## Extracted information
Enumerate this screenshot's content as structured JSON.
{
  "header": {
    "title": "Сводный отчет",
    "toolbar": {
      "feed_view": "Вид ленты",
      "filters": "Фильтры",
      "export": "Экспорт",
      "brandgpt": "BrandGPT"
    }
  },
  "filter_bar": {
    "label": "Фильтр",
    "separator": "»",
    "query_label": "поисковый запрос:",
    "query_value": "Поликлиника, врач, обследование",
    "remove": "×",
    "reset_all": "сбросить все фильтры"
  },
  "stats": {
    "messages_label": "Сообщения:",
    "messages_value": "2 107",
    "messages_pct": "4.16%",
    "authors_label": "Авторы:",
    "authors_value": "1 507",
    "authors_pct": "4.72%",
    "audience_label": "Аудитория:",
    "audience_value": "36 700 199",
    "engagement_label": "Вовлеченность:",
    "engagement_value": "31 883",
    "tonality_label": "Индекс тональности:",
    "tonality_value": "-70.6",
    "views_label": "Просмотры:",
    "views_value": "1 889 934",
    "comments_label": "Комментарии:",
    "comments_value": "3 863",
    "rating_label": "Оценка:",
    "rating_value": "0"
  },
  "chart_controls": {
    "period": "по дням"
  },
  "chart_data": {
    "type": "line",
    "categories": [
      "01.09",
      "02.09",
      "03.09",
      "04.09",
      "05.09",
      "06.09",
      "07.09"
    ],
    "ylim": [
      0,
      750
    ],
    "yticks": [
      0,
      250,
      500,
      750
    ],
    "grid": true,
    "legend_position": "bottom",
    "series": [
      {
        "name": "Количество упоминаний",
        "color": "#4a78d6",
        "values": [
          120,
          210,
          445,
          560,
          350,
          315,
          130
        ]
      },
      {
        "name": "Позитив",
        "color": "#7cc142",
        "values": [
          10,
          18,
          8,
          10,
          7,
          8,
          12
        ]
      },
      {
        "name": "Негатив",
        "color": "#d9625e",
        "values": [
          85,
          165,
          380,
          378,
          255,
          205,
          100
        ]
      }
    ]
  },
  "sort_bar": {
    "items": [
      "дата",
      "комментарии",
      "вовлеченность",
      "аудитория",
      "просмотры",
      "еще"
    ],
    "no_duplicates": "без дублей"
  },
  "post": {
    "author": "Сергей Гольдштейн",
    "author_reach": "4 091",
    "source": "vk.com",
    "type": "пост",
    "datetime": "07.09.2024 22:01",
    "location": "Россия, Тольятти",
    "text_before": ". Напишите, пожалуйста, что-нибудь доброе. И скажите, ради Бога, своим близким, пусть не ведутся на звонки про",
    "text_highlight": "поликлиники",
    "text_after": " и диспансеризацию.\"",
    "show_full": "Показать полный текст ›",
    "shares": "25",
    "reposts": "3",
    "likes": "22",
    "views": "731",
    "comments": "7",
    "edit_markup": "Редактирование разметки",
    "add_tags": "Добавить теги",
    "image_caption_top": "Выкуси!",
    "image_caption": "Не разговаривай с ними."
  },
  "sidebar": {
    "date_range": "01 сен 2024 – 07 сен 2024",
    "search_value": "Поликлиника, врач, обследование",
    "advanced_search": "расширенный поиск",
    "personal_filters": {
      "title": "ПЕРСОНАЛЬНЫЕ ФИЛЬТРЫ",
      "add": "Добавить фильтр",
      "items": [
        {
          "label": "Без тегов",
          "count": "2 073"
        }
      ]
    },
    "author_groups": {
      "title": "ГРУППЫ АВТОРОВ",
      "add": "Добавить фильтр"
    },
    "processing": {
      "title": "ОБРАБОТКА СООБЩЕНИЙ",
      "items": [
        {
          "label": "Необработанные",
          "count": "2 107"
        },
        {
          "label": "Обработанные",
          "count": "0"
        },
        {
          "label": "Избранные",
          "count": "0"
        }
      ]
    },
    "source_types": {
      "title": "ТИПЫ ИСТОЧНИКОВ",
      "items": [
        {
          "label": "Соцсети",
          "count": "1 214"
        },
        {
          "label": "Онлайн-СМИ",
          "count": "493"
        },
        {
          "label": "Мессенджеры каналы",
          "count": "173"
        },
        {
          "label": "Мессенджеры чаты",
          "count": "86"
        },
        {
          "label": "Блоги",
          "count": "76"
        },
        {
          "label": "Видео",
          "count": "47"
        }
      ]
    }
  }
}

## Written exercise
Work out how many lines of the material above contain the word "Добавить", then give only that figure.

## Task result
3